SET PROBLEM: Reproduce every one of the rows below verbatim, keeping each on its own line and changing nothing.

Excerpts from a layout annotation set:
** begin **

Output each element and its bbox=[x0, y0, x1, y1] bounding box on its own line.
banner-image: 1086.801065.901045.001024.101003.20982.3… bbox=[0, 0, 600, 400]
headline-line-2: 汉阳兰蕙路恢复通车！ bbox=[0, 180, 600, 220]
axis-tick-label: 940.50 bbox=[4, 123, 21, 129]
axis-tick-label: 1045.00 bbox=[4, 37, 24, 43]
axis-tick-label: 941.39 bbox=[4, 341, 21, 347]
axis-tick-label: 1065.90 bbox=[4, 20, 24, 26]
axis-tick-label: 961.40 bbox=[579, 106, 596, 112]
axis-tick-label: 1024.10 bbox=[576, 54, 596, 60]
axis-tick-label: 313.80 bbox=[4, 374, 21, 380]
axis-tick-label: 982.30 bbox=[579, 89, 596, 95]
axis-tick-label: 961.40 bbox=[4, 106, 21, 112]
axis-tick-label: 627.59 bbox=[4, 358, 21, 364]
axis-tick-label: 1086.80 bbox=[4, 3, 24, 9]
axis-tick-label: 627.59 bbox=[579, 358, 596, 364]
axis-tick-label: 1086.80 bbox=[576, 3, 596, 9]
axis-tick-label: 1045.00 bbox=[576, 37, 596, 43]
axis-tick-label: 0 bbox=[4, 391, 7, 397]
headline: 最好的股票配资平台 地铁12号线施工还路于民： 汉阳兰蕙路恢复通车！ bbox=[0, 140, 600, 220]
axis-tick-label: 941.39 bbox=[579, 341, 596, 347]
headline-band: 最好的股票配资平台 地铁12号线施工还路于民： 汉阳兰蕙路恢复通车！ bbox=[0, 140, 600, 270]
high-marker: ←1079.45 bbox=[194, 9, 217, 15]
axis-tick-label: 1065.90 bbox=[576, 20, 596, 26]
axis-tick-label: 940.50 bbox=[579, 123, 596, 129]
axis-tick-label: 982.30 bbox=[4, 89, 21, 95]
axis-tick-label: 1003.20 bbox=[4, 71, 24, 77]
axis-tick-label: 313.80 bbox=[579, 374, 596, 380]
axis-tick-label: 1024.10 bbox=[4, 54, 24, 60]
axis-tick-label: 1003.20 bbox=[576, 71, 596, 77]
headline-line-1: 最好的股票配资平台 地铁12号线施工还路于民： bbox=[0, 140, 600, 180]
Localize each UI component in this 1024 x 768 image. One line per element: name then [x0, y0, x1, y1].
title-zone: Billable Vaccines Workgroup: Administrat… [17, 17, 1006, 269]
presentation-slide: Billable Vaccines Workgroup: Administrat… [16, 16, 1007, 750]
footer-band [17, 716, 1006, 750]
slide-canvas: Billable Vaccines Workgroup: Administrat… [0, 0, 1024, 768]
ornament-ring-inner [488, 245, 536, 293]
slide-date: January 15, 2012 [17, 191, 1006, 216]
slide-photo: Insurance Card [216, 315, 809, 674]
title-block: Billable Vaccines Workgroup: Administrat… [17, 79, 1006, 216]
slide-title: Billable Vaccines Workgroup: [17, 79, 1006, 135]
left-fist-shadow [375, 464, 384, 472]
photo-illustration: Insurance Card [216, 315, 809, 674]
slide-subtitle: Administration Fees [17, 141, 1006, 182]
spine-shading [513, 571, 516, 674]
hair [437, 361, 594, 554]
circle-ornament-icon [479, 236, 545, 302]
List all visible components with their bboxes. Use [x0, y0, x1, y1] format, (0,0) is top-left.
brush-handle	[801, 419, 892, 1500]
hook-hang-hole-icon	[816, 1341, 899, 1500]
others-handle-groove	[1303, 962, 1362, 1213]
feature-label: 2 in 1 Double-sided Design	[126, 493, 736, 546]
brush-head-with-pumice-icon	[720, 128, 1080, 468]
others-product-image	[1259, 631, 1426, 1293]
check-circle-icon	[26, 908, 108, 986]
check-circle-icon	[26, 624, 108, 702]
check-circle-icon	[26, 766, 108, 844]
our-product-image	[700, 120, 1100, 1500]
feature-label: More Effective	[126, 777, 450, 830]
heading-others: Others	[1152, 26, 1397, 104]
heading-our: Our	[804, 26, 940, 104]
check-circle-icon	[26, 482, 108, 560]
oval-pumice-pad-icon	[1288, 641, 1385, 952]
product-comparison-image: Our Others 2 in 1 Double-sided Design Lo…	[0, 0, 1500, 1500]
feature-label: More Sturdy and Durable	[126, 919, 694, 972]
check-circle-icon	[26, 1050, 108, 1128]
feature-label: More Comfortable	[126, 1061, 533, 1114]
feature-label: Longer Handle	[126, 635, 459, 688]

** end **

EXPECTED ANSWER:
Output each element and its bbox=[x0, y0, x1, y1] bounding box on its own line.
banner-image: 1086.801065.901045.001024.101003.20982.3… bbox=[0, 0, 600, 400]
headline-line-2: 汉阳兰蕙路恢复通车！ bbox=[0, 180, 600, 220]
axis-tick-label: 940.50 bbox=[4, 123, 21, 129]
axis-tick-label: 1045.00 bbox=[4, 37, 24, 43]
axis-tick-label: 941.39 bbox=[4, 341, 21, 347]
axis-tick-label: 1065.90 bbox=[4, 20, 24, 26]
axis-tick-label: 961.40 bbox=[579, 106, 596, 112]
axis-tick-label: 1024.10 bbox=[576, 54, 596, 60]
axis-tick-label: 313.80 bbox=[4, 374, 21, 380]
axis-tick-label: 982.30 bbox=[579, 89, 596, 95]
axis-tick-label: 961.40 bbox=[4, 106, 21, 112]
axis-tick-label: 627.59 bbox=[4, 358, 21, 364]
axis-tick-label: 1086.80 bbox=[4, 3, 24, 9]
axis-tick-label: 627.59 bbox=[579, 358, 596, 364]
axis-tick-label: 1086.80 bbox=[576, 3, 596, 9]
axis-tick-label: 1045.00 bbox=[576, 37, 596, 43]
axis-tick-label: 0 bbox=[4, 391, 7, 397]
headline: 最好的股票配资平台 地铁12号线施工还路于民： 汉阳兰蕙路恢复通车！ bbox=[0, 140, 600, 220]
axis-tick-label: 941.39 bbox=[579, 341, 596, 347]
headline-band: 最好的股票配资平台 地铁12号线施工还路于民： 汉阳兰蕙路恢复通车！ bbox=[0, 140, 600, 270]
high-marker: ←1079.45 bbox=[194, 9, 217, 15]
axis-tick-label: 1065.90 bbox=[576, 20, 596, 26]
axis-tick-label: 940.50 bbox=[579, 123, 596, 129]
axis-tick-label: 982.30 bbox=[4, 89, 21, 95]
axis-tick-label: 1003.20 bbox=[4, 71, 24, 77]
axis-tick-label: 313.80 bbox=[579, 374, 596, 380]
axis-tick-label: 1024.10 bbox=[4, 54, 24, 60]
axis-tick-label: 1003.20 bbox=[576, 71, 596, 77]
headline-line-1: 最好的股票配资平台 地铁12号线施工还路于民： bbox=[0, 140, 600, 180]
Localize each UI component in this 1024 x 768 image. One line per element: name then [x0, y0, x1, y1].
title-zone: Billable Vaccines Workgroup: Administrat… [17, 17, 1006, 269]
presentation-slide: Billable Vaccines Workgroup: Administrat… [16, 16, 1007, 750]
footer-band [17, 716, 1006, 750]
slide-canvas: Billable Vaccines Workgroup: Administrat… [0, 0, 1024, 768]
ornament-ring-inner [488, 245, 536, 293]
slide-date: January 15, 2012 [17, 191, 1006, 216]
slide-photo: Insurance Card [216, 315, 809, 674]
title-block: Billable Vaccines Workgroup: Administrat… [17, 79, 1006, 216]
slide-title: Billable Vaccines Workgroup: [17, 79, 1006, 135]
left-fist-shadow [375, 464, 384, 472]
photo-illustration: Insurance Card [216, 315, 809, 674]
slide-subtitle: Administration Fees [17, 141, 1006, 182]
spine-shading [513, 571, 516, 674]
hair [437, 361, 594, 554]
circle-ornament-icon [479, 236, 545, 302]
List all visible components with their bboxes. Use [x0, y0, x1, y1] format, (0,0) is top-left.
brush-handle	[801, 419, 892, 1500]
hook-hang-hole-icon	[816, 1341, 899, 1500]
others-handle-groove	[1303, 962, 1362, 1213]
feature-label: 2 in 1 Double-sided Design	[126, 493, 736, 546]
brush-head-with-pumice-icon	[720, 128, 1080, 468]
others-product-image	[1259, 631, 1426, 1293]
check-circle-icon	[26, 908, 108, 986]
check-circle-icon	[26, 624, 108, 702]
check-circle-icon	[26, 766, 108, 844]
our-product-image	[700, 120, 1100, 1500]
feature-label: More Effective	[126, 777, 450, 830]
heading-others: Others	[1152, 26, 1397, 104]
heading-our: Our	[804, 26, 940, 104]
check-circle-icon	[26, 482, 108, 560]
oval-pumice-pad-icon	[1288, 641, 1385, 952]
product-comparison-image: Our Others 2 in 1 Double-sided Design Lo…	[0, 0, 1500, 1500]
feature-label: More Sturdy and Durable	[126, 919, 694, 972]
check-circle-icon	[26, 1050, 108, 1128]
feature-label: More Comfortable	[126, 1061, 533, 1114]
feature-label: Longer Handle	[126, 635, 459, 688]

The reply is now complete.